(Records from a dataset)
═══

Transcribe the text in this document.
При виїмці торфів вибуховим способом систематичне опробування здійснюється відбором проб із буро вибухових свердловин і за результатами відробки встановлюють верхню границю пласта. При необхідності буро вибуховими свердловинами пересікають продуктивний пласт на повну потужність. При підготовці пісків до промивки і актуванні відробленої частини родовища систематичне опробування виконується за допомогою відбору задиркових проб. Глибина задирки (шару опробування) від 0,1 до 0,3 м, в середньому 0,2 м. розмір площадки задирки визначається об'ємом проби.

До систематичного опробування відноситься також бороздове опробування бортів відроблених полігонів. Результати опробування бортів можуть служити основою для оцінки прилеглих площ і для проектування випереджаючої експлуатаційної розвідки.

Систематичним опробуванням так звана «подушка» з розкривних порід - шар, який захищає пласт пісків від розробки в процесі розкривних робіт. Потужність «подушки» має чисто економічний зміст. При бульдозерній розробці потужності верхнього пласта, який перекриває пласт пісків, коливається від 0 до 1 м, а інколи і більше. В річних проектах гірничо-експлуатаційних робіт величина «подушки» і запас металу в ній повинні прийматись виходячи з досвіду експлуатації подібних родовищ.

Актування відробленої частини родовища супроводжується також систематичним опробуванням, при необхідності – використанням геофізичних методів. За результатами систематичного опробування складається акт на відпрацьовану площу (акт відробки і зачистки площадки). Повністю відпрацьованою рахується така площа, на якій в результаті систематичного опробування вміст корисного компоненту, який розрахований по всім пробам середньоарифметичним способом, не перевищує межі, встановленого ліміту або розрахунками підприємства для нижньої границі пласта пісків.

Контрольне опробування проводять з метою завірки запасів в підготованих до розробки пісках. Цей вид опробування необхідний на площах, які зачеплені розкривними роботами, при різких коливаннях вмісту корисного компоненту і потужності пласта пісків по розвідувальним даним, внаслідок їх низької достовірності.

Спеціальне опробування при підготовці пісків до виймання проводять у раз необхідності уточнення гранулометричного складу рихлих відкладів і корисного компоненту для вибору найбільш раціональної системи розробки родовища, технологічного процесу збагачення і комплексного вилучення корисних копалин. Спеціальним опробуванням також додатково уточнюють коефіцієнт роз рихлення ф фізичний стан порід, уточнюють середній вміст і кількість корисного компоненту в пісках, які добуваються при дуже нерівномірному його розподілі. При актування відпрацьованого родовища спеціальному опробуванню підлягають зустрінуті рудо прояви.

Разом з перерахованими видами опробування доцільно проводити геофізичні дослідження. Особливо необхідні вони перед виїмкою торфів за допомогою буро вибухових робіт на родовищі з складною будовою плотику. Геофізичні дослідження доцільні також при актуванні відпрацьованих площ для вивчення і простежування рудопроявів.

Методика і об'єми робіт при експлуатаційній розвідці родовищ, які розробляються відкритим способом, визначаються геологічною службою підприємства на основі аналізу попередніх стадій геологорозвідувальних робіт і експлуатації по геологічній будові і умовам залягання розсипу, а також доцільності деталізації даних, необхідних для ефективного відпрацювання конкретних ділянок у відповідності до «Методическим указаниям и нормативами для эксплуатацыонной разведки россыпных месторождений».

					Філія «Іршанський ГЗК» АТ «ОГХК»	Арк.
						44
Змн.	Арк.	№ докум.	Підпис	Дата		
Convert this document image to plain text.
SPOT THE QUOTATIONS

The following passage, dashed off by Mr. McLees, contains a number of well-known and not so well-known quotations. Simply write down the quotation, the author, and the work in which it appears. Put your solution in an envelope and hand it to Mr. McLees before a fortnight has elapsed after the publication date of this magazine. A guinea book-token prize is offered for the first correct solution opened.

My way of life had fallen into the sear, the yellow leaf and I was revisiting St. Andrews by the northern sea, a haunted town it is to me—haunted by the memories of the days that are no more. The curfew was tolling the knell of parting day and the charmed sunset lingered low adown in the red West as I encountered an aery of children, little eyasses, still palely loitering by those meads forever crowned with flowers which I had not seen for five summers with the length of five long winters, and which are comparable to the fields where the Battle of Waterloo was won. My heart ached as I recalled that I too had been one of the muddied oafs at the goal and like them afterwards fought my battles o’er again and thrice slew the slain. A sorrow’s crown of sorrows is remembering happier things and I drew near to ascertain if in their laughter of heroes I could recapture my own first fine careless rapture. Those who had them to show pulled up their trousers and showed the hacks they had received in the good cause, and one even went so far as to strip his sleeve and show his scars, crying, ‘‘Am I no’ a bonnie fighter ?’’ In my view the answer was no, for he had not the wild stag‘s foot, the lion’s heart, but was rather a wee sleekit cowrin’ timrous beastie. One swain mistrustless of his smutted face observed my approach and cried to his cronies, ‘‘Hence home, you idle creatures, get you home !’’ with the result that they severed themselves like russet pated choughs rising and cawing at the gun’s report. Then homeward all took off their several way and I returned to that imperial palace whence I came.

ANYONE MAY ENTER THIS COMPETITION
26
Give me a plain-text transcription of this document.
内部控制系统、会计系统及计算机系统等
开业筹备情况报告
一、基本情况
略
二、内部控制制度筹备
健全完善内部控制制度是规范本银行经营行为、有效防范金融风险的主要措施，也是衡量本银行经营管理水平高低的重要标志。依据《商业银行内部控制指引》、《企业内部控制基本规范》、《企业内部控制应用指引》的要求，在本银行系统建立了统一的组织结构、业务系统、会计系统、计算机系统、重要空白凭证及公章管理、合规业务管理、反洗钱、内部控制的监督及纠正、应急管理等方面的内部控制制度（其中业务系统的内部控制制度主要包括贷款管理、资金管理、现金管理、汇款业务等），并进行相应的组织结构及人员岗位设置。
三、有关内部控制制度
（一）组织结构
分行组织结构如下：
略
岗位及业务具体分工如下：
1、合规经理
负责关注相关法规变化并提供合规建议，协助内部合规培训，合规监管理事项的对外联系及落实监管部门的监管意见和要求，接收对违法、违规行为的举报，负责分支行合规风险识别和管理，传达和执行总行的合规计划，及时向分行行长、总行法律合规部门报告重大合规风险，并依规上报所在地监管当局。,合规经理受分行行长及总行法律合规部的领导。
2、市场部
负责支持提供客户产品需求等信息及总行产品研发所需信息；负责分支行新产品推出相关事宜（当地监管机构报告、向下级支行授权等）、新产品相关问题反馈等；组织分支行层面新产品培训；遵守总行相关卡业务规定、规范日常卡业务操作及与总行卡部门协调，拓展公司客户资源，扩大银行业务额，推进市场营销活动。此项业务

═══

Written exercise
Extract each line holding the string "робіт".

Answer to this exercise
Систематичним опробуванням так звана «подушка» з розкривних порід - шар, який захищає пласт пісків від розробки в процесі розкривних робіт. Потужність «подушки» має чисто економічний зміст. При бульдозерній розробці потужності верхнього пласта, який перекриває пласт пісків, коливається від 0 до 1 м, а інколи і більше. В річних проектах гірничо-експлуатаційних робіт величина «подушки» і запас металу в ній повинні прийматись виходячи з досвіду експлуатації подібних родовищ.
Разом з перерахованими видами опробування доцільно проводити геофізичні дослідження. Особливо необхідні вони перед виїмкою торфів за допомогою буро вибухових робіт на родовищі з складною будовою плотику. Геофізичні дослідження доцільні також при актуванні відпрацьованих площ для вивчення і простежування рудопроявів.
Методика і об'єми робіт при експлуатаційній розвідці родовищ, які розробляються відкритим способом, визначаються геологічною службою підприємства на основі аналізу попередніх стадій геологорозвідувальних робіт і експлуатації по геологічній будові і умовам залягання розсипу, а також доцільності деталізації даних, необхідних для ефективного відпрацювання конкретних ділянок у відповідності до «Методическим указаниям и нормативами для эксплуатацыонной разведки россыпных месторождений».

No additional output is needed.